• [PROBLEM STATEMENT]
Rewrite each line of the records below as a numbered list, omitting any blank lines.
— Start of DATA LISTING —
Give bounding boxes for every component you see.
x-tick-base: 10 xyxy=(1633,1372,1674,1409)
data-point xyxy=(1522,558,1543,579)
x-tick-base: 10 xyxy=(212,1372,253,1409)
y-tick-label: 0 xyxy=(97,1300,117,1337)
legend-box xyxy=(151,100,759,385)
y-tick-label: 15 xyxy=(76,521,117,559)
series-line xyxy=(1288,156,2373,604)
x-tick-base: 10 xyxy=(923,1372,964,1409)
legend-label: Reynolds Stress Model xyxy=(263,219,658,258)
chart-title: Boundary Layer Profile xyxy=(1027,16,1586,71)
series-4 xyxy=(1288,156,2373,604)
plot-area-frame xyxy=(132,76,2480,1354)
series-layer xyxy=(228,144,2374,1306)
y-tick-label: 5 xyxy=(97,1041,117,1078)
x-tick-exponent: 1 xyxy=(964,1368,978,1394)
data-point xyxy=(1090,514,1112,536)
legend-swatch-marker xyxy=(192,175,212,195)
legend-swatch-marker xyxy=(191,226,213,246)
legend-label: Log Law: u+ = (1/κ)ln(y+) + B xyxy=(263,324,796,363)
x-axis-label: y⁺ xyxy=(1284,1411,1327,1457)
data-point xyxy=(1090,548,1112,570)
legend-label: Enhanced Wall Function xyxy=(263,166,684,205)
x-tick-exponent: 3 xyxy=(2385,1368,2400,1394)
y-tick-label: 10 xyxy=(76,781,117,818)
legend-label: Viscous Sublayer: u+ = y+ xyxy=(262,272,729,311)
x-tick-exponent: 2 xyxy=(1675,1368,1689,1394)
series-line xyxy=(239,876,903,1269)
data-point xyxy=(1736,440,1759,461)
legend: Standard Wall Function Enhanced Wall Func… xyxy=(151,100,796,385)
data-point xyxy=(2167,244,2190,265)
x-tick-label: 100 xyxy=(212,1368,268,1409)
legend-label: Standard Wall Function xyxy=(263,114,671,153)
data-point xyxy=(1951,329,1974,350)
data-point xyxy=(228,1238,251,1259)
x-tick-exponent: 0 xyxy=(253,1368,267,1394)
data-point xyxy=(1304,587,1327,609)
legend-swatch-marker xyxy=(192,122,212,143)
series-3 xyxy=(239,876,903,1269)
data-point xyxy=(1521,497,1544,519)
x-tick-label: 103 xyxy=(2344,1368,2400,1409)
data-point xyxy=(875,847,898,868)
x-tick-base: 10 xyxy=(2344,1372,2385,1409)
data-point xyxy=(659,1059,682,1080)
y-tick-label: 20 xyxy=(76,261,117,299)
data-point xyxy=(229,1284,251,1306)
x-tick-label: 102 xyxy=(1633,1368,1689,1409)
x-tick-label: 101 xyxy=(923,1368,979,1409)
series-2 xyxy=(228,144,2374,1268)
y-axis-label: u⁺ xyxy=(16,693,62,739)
— End of DATA LISTING —
• [EXERCISE ANSWER]
1. Give bounding boxes for every component you see.
2. x-tick-base: 10 xyxy=(1633,1372,1674,1409)
3. data-point xyxy=(1522,558,1543,579)
4. x-tick-base: 10 xyxy=(212,1372,253,1409)
5. y-tick-label: 0 xyxy=(97,1300,117,1337)
6. legend-box xyxy=(151,100,759,385)
7. y-tick-label: 15 xyxy=(76,521,117,559)
8. series-line xyxy=(1288,156,2373,604)
9. x-tick-base: 10 xyxy=(923,1372,964,1409)
10. legend-label: Reynolds Stress Model xyxy=(263,219,658,258)
11. chart-title: Boundary Layer Profile xyxy=(1027,16,1586,71)
12. series-4 xyxy=(1288,156,2373,604)
13. plot-area-frame xyxy=(132,76,2480,1354)
14. series-layer xyxy=(228,144,2374,1306)
15. y-tick-label: 5 xyxy=(97,1041,117,1078)
16. x-tick-exponent: 1 xyxy=(964,1368,978,1394)
17. data-point xyxy=(1090,514,1112,536)
18. legend-swatch-marker xyxy=(192,175,212,195)
19. legend-swatch-marker xyxy=(191,226,213,246)
20. legend-label: Log Law: u+ = (1/κ)ln(y+) + B xyxy=(263,324,796,363)
21. x-axis-label: y⁺ xyxy=(1284,1411,1327,1457)
22. data-point xyxy=(1090,548,1112,570)
23. legend-label: Enhanced Wall Function xyxy=(263,166,684,205)
24. x-tick-exponent: 3 xyxy=(2385,1368,2400,1394)
25. y-tick-label: 10 xyxy=(76,781,117,818)
26. legend-label: Viscous Sublayer: u+ = y+ xyxy=(262,272,729,311)
27. x-tick-exponent: 2 xyxy=(1675,1368,1689,1394)
28. series-line xyxy=(239,876,903,1269)
29. data-point xyxy=(1736,440,1759,461)
30. legend: Standard Wall Function Enhanced Wall Func… xyxy=(151,100,796,385)
31. data-point xyxy=(2167,244,2190,265)
32. x-tick-label: 100 xyxy=(212,1368,268,1409)
33. legend-label: Standard Wall Function xyxy=(263,114,671,153)
34. data-point xyxy=(1951,329,1974,350)
35. data-point xyxy=(228,1238,251,1259)
36. x-tick-exponent: 0 xyxy=(253,1368,267,1394)
37. data-point xyxy=(1304,587,1327,609)
38. legend-swatch-marker xyxy=(192,122,212,143)
39. series-3 xyxy=(239,876,903,1269)
40. data-point xyxy=(1521,497,1544,519)
41. x-tick-label: 103 xyxy=(2344,1368,2400,1409)
42. data-point xyxy=(875,847,898,868)
43. x-tick-base: 10 xyxy=(2344,1372,2385,1409)
44. data-point xyxy=(659,1059,682,1080)
45. y-tick-label: 20 xyxy=(76,261,117,299)
46. data-point xyxy=(229,1284,251,1306)
47. x-tick-label: 102 xyxy=(1633,1368,1689,1409)
48. x-tick-label: 101 xyxy=(923,1368,979,1409)
49. series-2 xyxy=(228,144,2374,1268)
50. y-axis-label: u⁺ xyxy=(16,693,62,739)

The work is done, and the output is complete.